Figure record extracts
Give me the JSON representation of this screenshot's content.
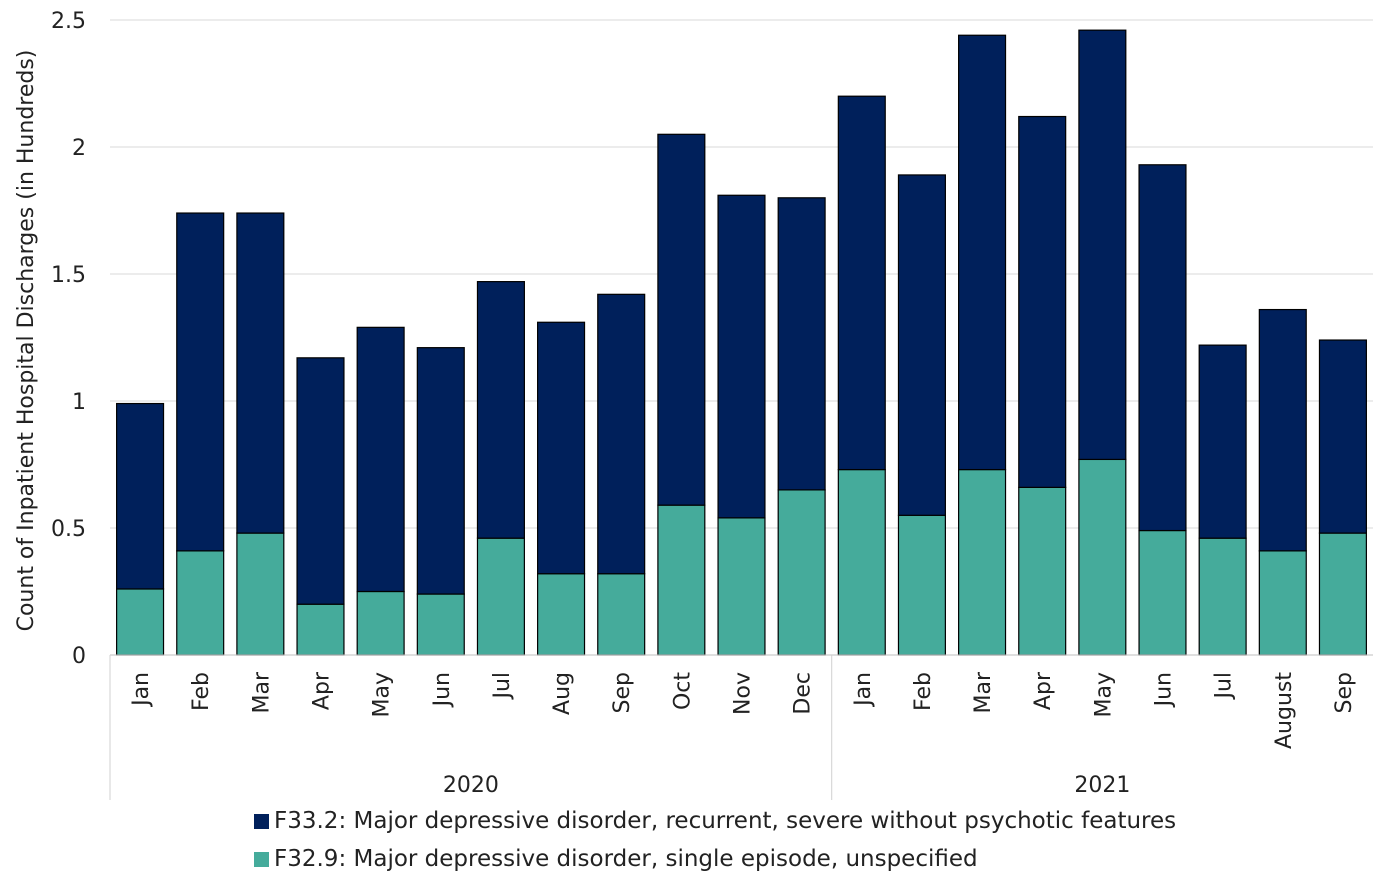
{
  "chart_data": {
    "type": "bar",
    "stacked": true,
    "ylabel": "Count of Inpatient Hospital Discharges (in Hundreds)",
    "xlabel": "",
    "ylim": [
      0,
      2.5
    ],
    "yticks": [
      "0",
      "0.5",
      "1",
      "1.5",
      "2",
      "2.5"
    ],
    "grid": true,
    "legend_position": "bottom",
    "categories": [
      "Jan",
      "Feb",
      "Mar",
      "Apr",
      "May",
      "Jun",
      "Jul",
      "Aug",
      "Sep",
      "Oct",
      "Nov",
      "Dec",
      "Jan",
      "Feb",
      "Mar",
      "Apr",
      "May",
      "Jun",
      "Jul",
      "August",
      "Sep"
    ],
    "groups": [
      {
        "label": "2020",
        "count": 12
      },
      {
        "label": "2021",
        "count": 9
      }
    ],
    "series": [
      {
        "name": "F32.9: Major depressive disorder, single episode, unspecified",
        "color": "#45ab9b",
        "values": [
          0.26,
          0.41,
          0.48,
          0.2,
          0.25,
          0.24,
          0.46,
          0.32,
          0.32,
          0.59,
          0.54,
          0.65,
          0.73,
          0.55,
          0.73,
          0.66,
          0.77,
          0.49,
          0.46,
          0.41,
          0.48
        ]
      },
      {
        "name": "F33.2: Major depressive disorder, recurrent, severe without psychotic features",
        "color": "#00205b",
        "values": [
          0.73,
          1.33,
          1.26,
          0.97,
          1.04,
          0.97,
          1.01,
          0.99,
          1.1,
          1.46,
          1.27,
          1.15,
          1.47,
          1.34,
          1.71,
          1.46,
          1.69,
          1.44,
          0.76,
          0.95,
          0.76
        ]
      }
    ]
  },
  "legend": {
    "item1": "F33.2: Major depressive disorder, recurrent, severe without psychotic features",
    "item2": "F32.9: Major depressive disorder, single episode, unspecified"
  }
}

_GOAL OF THE EXERCISE_. Copy all lines from the material that contain "psychotic".

_SOLUTION_.
        "name": "F33.2: Major depressive disorder, recurrent, severe without psychotic features",
    "item1": "F33.2: Major depressive disorder, recurrent, severe without psychotic features",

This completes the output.